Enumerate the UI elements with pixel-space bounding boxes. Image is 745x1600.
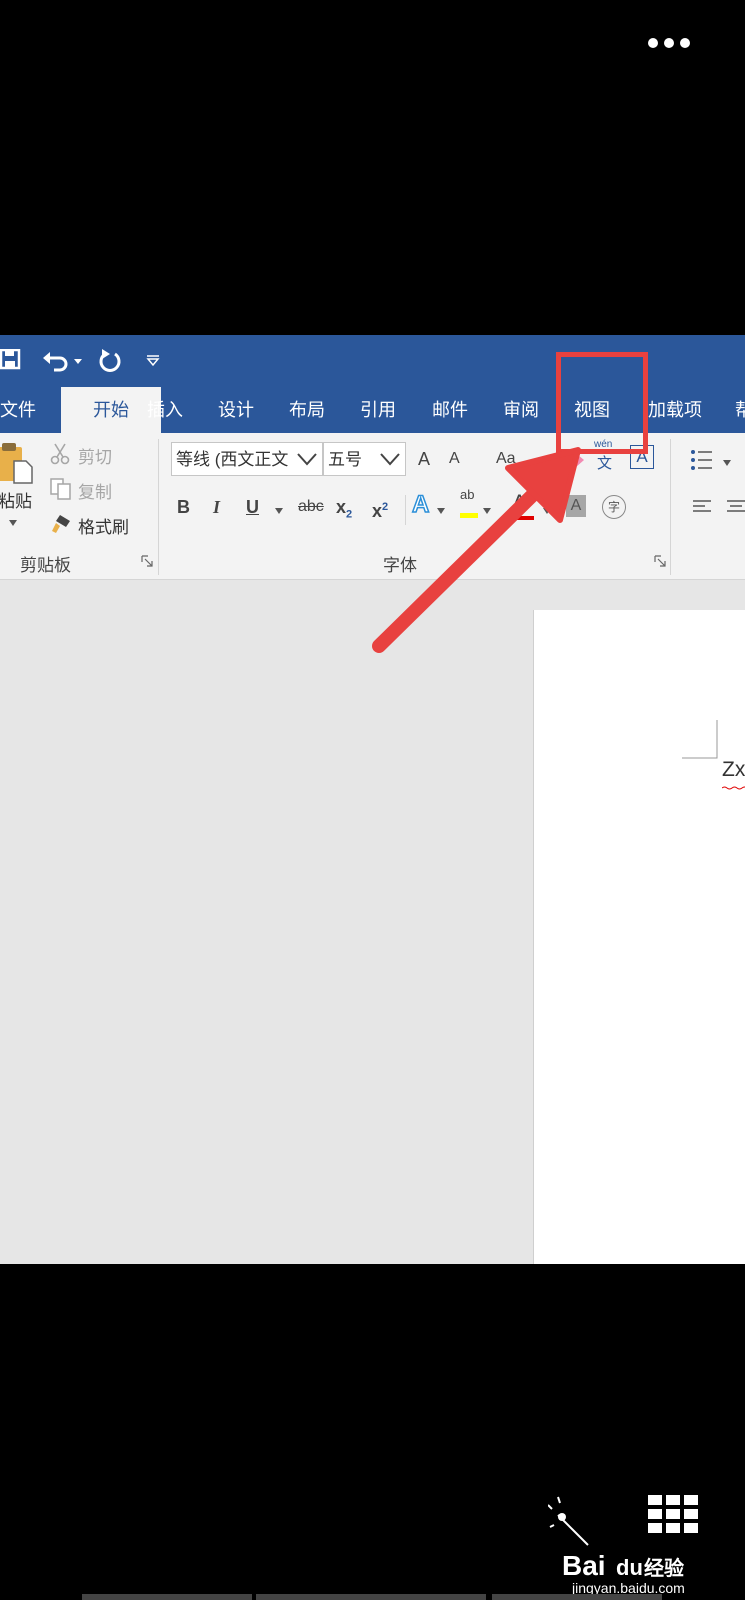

---

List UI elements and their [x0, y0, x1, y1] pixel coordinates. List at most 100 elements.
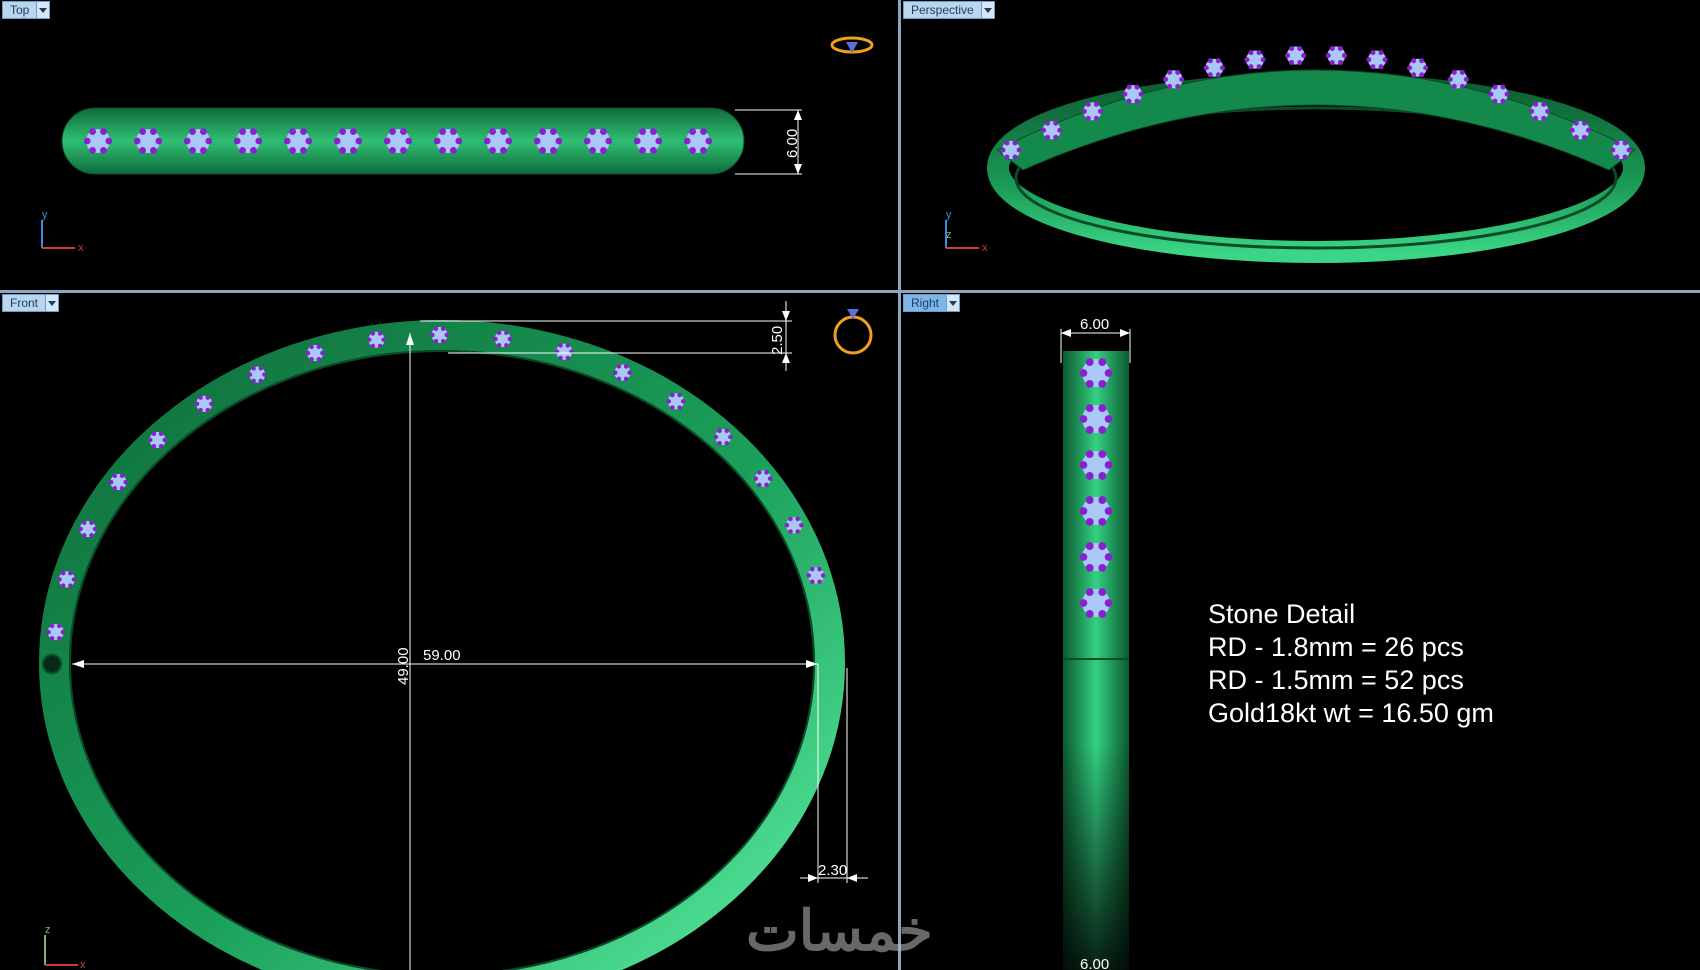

...

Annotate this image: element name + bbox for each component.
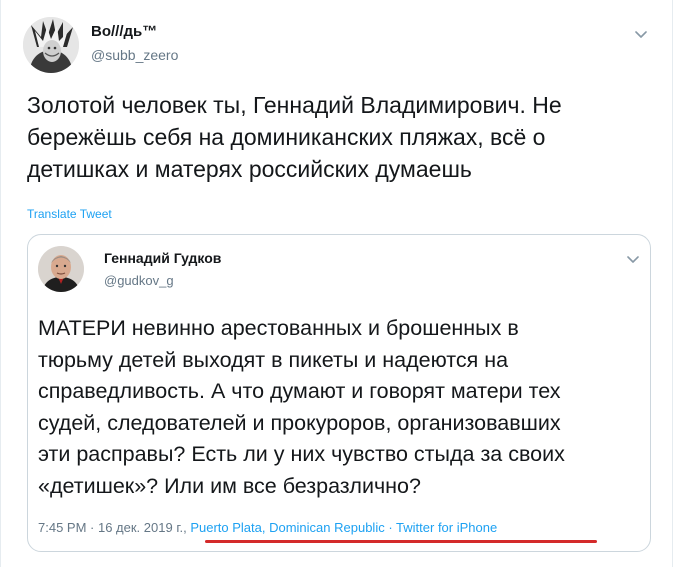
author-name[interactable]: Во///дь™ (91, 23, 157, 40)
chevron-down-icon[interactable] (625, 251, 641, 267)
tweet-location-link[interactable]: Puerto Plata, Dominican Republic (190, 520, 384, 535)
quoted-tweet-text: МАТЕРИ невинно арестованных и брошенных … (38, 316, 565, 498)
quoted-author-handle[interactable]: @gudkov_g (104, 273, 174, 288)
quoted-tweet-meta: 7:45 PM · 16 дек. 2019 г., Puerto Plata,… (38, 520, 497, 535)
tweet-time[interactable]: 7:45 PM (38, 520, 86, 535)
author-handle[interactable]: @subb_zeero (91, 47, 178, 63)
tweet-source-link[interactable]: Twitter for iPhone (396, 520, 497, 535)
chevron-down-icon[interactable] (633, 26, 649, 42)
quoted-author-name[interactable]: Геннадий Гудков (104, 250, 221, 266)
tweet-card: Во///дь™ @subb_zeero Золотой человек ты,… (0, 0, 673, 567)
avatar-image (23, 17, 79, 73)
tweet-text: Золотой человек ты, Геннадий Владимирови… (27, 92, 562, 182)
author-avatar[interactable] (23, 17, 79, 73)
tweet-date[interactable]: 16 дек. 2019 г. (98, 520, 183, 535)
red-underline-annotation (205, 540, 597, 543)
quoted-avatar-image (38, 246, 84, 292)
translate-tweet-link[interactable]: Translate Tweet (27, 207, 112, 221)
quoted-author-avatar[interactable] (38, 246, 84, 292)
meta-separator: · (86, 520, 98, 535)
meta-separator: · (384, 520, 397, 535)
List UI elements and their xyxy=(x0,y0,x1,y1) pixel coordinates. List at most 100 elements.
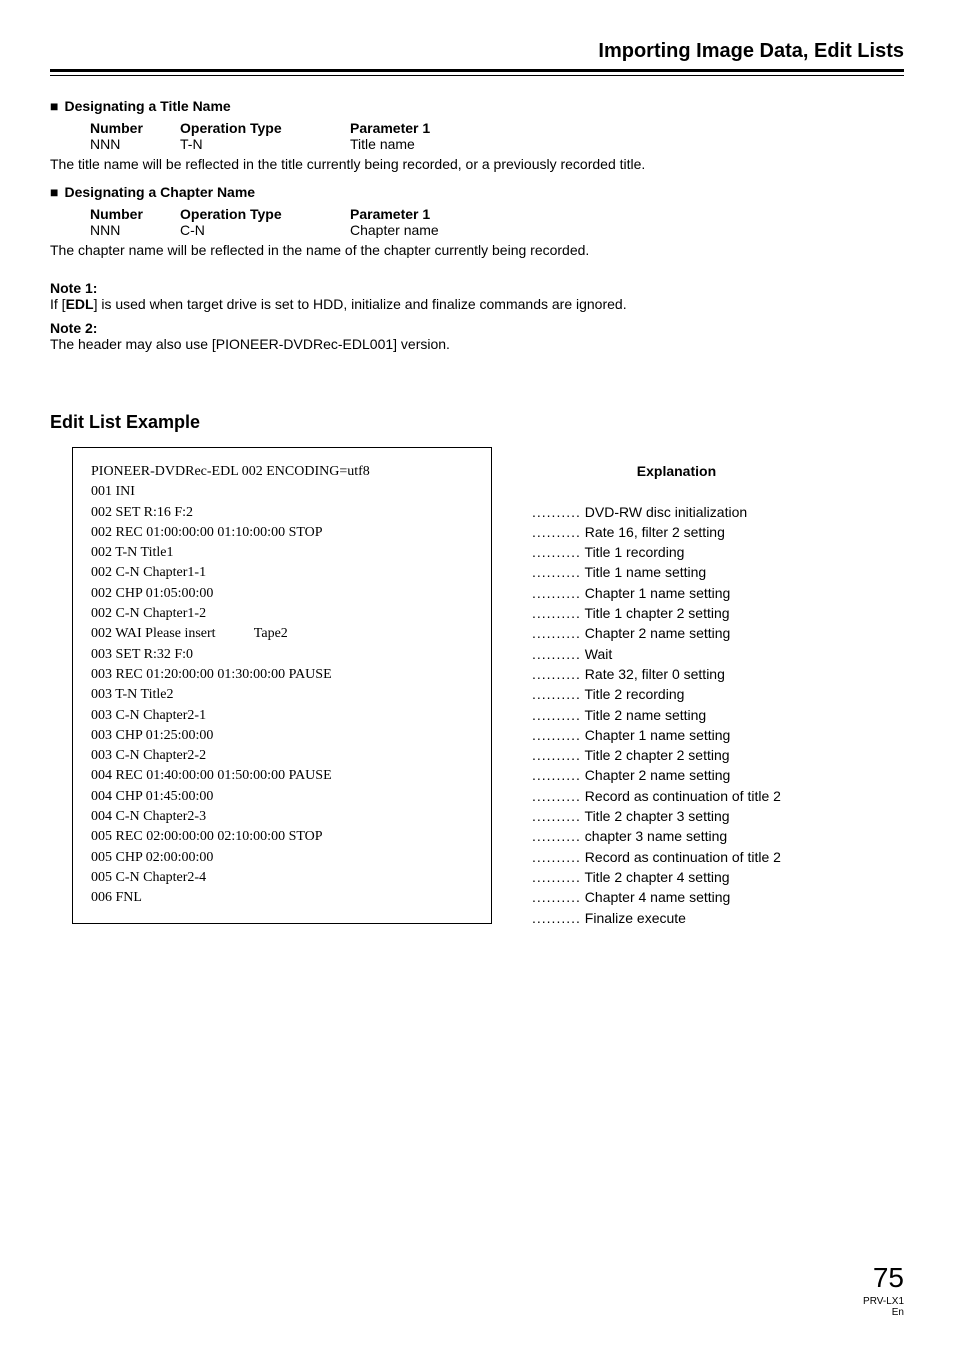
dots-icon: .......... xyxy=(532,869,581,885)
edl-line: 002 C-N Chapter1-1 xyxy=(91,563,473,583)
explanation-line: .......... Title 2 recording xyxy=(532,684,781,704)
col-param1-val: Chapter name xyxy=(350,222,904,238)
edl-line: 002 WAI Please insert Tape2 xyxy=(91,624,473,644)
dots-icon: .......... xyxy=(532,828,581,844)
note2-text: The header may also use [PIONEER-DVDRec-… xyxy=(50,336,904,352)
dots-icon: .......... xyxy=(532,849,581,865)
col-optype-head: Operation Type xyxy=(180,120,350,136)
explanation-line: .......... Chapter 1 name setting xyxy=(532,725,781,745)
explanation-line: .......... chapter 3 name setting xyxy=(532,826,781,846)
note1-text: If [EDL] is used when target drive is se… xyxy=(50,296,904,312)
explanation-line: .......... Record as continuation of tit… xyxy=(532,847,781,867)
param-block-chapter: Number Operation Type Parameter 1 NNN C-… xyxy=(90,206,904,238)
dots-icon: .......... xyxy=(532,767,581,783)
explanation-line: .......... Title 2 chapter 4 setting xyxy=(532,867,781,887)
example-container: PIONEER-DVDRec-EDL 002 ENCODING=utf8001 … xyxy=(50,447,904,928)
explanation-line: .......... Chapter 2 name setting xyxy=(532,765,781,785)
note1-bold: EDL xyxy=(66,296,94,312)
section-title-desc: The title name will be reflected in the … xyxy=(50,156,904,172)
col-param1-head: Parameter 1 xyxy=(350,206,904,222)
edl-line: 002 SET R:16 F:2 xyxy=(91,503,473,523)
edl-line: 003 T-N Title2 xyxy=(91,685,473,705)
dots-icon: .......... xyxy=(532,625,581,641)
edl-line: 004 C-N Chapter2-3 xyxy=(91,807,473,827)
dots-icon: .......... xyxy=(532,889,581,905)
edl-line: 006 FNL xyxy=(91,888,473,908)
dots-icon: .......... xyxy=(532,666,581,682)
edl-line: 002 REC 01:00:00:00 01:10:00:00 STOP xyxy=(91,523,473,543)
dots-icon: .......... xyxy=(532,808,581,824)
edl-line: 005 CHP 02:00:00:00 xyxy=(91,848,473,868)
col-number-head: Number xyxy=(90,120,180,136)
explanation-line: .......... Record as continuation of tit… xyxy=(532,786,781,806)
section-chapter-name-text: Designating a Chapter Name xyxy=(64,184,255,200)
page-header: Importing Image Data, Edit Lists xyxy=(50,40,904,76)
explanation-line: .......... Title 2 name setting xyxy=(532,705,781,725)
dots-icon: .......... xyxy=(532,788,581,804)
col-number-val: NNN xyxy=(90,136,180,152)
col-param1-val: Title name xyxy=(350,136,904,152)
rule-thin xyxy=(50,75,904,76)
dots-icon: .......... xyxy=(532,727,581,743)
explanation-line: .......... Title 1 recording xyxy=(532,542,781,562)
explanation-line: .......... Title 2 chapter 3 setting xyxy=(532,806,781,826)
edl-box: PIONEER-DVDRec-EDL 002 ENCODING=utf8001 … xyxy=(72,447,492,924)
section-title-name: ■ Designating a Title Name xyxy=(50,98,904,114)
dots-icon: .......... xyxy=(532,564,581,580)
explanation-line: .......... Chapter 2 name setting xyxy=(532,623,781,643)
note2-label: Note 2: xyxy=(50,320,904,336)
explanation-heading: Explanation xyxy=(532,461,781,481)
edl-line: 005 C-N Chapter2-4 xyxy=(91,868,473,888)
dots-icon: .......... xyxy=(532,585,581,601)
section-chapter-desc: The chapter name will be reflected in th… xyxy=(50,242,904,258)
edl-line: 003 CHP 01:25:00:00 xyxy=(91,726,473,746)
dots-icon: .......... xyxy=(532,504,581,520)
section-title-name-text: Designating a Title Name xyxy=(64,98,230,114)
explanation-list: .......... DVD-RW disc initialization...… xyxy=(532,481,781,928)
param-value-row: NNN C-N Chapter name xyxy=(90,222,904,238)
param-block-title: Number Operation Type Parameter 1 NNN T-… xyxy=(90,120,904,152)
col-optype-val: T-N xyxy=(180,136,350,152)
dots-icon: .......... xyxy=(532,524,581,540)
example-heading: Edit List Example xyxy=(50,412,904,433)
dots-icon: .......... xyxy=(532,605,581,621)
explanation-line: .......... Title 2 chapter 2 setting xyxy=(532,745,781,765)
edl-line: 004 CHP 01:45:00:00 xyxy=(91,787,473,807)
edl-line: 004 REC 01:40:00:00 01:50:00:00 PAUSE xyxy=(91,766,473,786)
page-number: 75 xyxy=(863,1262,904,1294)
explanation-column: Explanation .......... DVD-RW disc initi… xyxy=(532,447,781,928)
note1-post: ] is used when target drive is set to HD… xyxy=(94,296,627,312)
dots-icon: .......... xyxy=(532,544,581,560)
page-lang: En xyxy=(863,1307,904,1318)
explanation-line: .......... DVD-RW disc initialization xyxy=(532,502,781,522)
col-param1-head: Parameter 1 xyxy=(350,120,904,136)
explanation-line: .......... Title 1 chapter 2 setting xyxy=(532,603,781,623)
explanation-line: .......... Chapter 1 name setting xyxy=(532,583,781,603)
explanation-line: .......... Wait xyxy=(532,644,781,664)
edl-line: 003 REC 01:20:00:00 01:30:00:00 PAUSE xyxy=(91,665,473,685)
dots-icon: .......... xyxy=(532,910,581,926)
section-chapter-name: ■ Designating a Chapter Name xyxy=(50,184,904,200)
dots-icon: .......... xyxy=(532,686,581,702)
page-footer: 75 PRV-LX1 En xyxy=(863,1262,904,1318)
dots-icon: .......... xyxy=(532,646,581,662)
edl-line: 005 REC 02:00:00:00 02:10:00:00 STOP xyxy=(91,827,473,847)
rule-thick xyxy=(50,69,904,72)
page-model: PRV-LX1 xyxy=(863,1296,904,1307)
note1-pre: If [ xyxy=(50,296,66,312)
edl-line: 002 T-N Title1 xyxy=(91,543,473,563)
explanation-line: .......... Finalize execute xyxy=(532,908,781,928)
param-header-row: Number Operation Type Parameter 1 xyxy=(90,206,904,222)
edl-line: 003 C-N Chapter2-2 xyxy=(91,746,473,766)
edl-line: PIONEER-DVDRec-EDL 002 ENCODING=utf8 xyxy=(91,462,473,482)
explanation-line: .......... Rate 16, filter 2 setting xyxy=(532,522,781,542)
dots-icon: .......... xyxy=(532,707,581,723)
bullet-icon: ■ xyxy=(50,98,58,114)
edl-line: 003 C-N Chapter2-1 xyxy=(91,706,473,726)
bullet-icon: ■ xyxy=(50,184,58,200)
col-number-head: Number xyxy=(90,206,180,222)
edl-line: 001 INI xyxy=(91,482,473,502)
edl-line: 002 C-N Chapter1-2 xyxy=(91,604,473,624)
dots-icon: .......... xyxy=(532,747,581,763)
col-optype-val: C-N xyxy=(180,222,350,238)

▸ **Given problem**:
Reproduce the lines of the records above, from the line containing "List UI elements and their xyxy=(x0,y0,x1,y1)" through the line containing "col-optype-head: Operation Type", with both ends included and without the pictures.

▸ **Exercise response**:
List UI elements and their xyxy=(x0,y0,x1,y1) pixel coordinates. List at most 100 elements.
dots-icon: .......... xyxy=(532,869,581,885)
edl-line: 002 C-N Chapter1-1 xyxy=(91,563,473,583)
explanation-line: .......... Title 2 recording xyxy=(532,684,781,704)
col-param1-val: Chapter name xyxy=(350,222,904,238)
edl-line: 002 WAI Please insert Tape2 xyxy=(91,624,473,644)
dots-icon: .......... xyxy=(532,828,581,844)
note2-text: The header may also use [PIONEER-DVDRec-… xyxy=(50,336,904,352)
dots-icon: .......... xyxy=(532,849,581,865)
col-optype-head: Operation Type xyxy=(180,120,350,136)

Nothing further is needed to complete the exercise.